■ THE PROBLEM: Carry none of the pictures over; write out the complete data exactly.

(Source records)
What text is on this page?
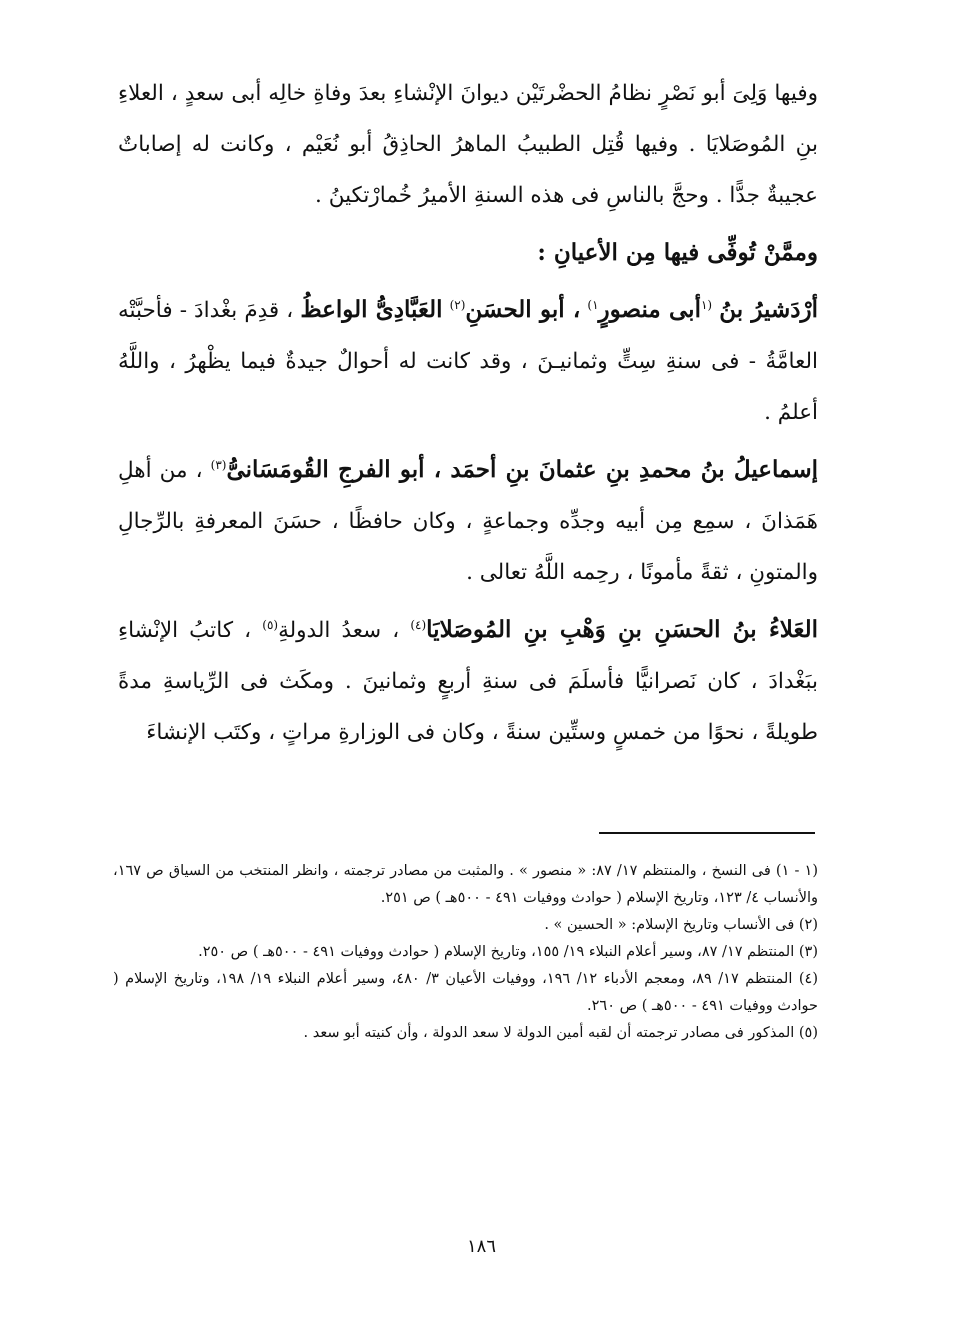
وفيها وَلِىَ أبو نَصْرٍ نظامُ الحضْرتَيْن ديوانَ الإنْشاءِ بعدَ وفاةِ خالِه أبى سعدٍ ، العلاءِ بنِ المُوصَلايَا . وفيها قُتِل الطبيبُ الماهرُ الحاذِقُ أبو نُعَيْم ، وكانت له إصاباتٌ عجيبةٌ جدًّا . وحجَّ بالناسِ فى هذه السنةِ الأميرُ خُمارْتكينُ .

وممَّنْ تُوفِّى فيها مِن الأعيانِ :

أرْدَشيرُ بنُ $^{(١}$أبى منصورٍ$^{١)}$ ، أبو الحسَنِ$^{(٢)}$ العَبَّادِىُّ الواعظُ ، قدِمَ بغْدادَ - فأحبَّتْه العامَّةُ - فى سنةِ سِتٍّ وثمانيـنَ ، وقد كانت له أحوالٌ جيدةٌ فيما يظْهرُ ، واللَّهُ أعلمُ .

إسماعيلُ بنُ محمدِ بنِ عثمانَ بنِ أحمَد ، أبو الفرجِ القُومَسَانىُّ$^{(٣)}$ ، من أهلِ هَمَذانَ ، سمِع مِن أبيه وجدِّه وجماعةٍ ، وكان حافظًا ، حسَنَ المعرفةِ بالرِّجالِ والمتونِ ، ثقةً مأمونًا ، رحِمه اللَّهُ تعالى .

العَلاءُ بنُ الحسَنِ بنِ وَهْبِ بنِ المُوصَلايَا$^{(٤)}$ ، سعدُ الدولةِ$^{(٥)}$ ، كاتبُ الإنْشاءِ ببَغْدادَ ، كان نَصرانيًّا فأسلَمَ فى سنةِ أربعٍ وثمانينَ . ومكَث فى الرِّياسةِ مدةً طويلةً ، نحوًا من خمسٍ وستِّين سنةً ، وكان فى الوزارةِ مراتٍ ، وكتَب الإنشاءَ

(١ - ١) فى النسخ ، والمنتظم ١٧/ ٨٧: « منصور » . والمثبت من مصادر ترجمته ، وانظر المنتخب من السياق ص ١٦٧، والأنساب ٤/ ١٢٣، وتاريخ الإسلام ( حوادث ووفيات ٤٩١ - ٥٠٠هـ ) ص ٢٥١.

(٢) فى الأنساب وتاريخ الإسلام: « الحسين » .

(٣) المنتظم ١٧/ ٨٧، وسير أعلام النبلاء ١٩/ ١٥٥، وتاريخ الإسلام ( حوادث ووفيات ٤٩١ - ٥٠٠هـ ) ص ٢٥٠.

(٤) المنتظم ١٧/ ٨٩، ومعجم الأدباء ١٢/ ١٩٦، ووفيات الأعيان ٣/ ٤٨٠، وسير أعلام النبلاء ١٩/ ١٩٨، وتاريخ الإسلام ( حوادث ووفيات ٤٩١ - ٥٠٠هـ ) ص ٢٦٠.

(٥) المذكور فى مصادر ترجمته أن لقبه أمين الدولة لا سعد الدولة ، وأن كنيته أبو سعد .

١٨٦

■ EXPECTED OUTPUT:
What text is on this page?
وفيها وَلِىَ أبو نَصْرٍ نظامُ الحضْرتَيْن ديوانَ الإنْشاءِ بعدَ وفاةِ خالِه أبى سعدٍ ، العلاءِ بنِ المُوصَلايَا . وفيها قُتِل الطبيبُ الماهرُ الحاذِقُ أبو نُعَيْم ، وكانت له إصاباتٌ عجيبةٌ جدًّا . وحجَّ بالناسِ فى هذه السنةِ الأميرُ خُمارْتكينُ .

وممَّنْ تُوفِّى فيها مِن الأعيانِ :

أرْدَشيرُ بنُ $^{(١}$أبى منصورٍ$^{١)}$ ، أبو الحسَنِ$^{(٢)}$ العَبَّادِىُّ الواعظُ ، قدِمَ بغْدادَ - فأحبَّتْه العامَّةُ - فى سنةِ سِتٍّ وثمانيـنَ ، وقد كانت له أحوالٌ جيدةٌ فيما يظْهرُ ، واللَّهُ أعلمُ .

إسماعيلُ بنُ محمدِ بنِ عثمانَ بنِ أحمَد ، أبو الفرجِ القُومَسَانىُّ$^{(٣)}$ ، من أهلِ هَمَذانَ ، سمِع مِن أبيه وجدِّه وجماعةٍ ، وكان حافظًا ، حسَنَ المعرفةِ بالرِّجالِ والمتونِ ، ثقةً مأمونًا ، رحِمه اللَّهُ تعالى .

العَلاءُ بنُ الحسَنِ بنِ وَهْبِ بنِ المُوصَلايَا$^{(٤)}$ ، سعدُ الدولةِ$^{(٥)}$ ، كاتبُ الإنْشاءِ ببَغْدادَ ، كان نَصرانيًّا فأسلَمَ فى سنةِ أربعٍ وثمانينَ . ومكَث فى الرِّياسةِ مدةً طويلةً ، نحوًا من خمسٍ وستِّين سنةً ، وكان فى الوزارةِ مراتٍ ، وكتَب الإنشاءَ

(١ - ١) فى النسخ ، والمنتظم ١٧/ ٨٧: « منصور » . والمثبت من مصادر ترجمته ، وانظر المنتخب من السياق ص ١٦٧، والأنساب ٤/ ١٢٣، وتاريخ الإسلام ( حوادث ووفيات ٤٩١ - ٥٠٠هـ ) ص ٢٥١.

(٢) فى الأنساب وتاريخ الإسلام: « الحسين » .

(٣) المنتظم ١٧/ ٨٧، وسير أعلام النبلاء ١٩/ ١٥٥، وتاريخ الإسلام ( حوادث ووفيات ٤٩١ - ٥٠٠هـ ) ص ٢٥٠.

(٤) المنتظم ١٧/ ٨٩، ومعجم الأدباء ١٢/ ١٩٦، ووفيات الأعيان ٣/ ٤٨٠، وسير أعلام النبلاء ١٩/ ١٩٨، وتاريخ الإسلام ( حوادث ووفيات ٤٩١ - ٥٠٠هـ ) ص ٢٦٠.

(٥) المذكور فى مصادر ترجمته أن لقبه أمين الدولة لا سعد الدولة ، وأن كنيته أبو سعد .

١٨٦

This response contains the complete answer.